▶ **SET PROBLEM**
What number of lines hold the word "Lehrbeauftragten"? State that number and nothing besides.

(Stored records)

_ _ _

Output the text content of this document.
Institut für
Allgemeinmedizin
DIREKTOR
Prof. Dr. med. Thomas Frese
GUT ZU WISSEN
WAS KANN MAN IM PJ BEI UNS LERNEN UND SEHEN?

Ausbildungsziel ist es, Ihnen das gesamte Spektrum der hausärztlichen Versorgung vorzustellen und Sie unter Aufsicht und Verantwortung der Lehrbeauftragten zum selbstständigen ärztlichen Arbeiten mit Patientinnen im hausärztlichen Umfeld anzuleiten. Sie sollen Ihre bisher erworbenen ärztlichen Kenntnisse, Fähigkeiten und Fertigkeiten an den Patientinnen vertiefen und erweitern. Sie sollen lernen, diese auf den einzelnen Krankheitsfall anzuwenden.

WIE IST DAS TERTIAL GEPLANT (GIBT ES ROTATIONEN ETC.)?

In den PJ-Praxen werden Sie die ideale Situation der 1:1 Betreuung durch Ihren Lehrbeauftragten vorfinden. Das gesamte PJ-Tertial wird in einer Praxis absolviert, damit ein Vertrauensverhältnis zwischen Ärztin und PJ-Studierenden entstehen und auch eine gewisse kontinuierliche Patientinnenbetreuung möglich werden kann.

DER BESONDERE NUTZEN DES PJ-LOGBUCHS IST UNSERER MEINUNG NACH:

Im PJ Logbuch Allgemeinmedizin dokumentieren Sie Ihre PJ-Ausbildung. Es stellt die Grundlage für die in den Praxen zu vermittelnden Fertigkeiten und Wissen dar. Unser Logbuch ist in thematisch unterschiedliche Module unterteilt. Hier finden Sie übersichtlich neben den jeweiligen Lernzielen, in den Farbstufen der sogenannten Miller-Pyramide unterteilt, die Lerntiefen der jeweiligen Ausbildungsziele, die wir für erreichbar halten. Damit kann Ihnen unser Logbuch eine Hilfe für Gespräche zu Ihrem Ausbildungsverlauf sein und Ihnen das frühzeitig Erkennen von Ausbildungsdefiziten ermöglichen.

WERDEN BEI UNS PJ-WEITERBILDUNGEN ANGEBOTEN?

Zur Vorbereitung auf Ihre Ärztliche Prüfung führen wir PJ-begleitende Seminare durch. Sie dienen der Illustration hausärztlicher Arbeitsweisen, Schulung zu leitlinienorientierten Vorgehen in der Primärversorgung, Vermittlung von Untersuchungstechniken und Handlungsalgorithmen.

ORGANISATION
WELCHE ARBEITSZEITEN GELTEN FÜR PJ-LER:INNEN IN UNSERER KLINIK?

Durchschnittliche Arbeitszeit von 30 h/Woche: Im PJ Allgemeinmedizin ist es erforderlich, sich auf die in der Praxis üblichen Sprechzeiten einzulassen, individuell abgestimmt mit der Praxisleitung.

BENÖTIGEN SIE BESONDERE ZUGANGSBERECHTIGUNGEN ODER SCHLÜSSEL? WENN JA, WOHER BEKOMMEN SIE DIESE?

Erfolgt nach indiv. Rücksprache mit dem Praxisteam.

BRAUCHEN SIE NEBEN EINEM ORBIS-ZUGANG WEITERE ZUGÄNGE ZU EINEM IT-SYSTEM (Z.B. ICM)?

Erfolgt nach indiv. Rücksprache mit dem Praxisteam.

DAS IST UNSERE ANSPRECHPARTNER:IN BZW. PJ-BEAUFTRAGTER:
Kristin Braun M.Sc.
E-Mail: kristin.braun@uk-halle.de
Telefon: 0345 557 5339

_ _ _

▶ **REPLY**
2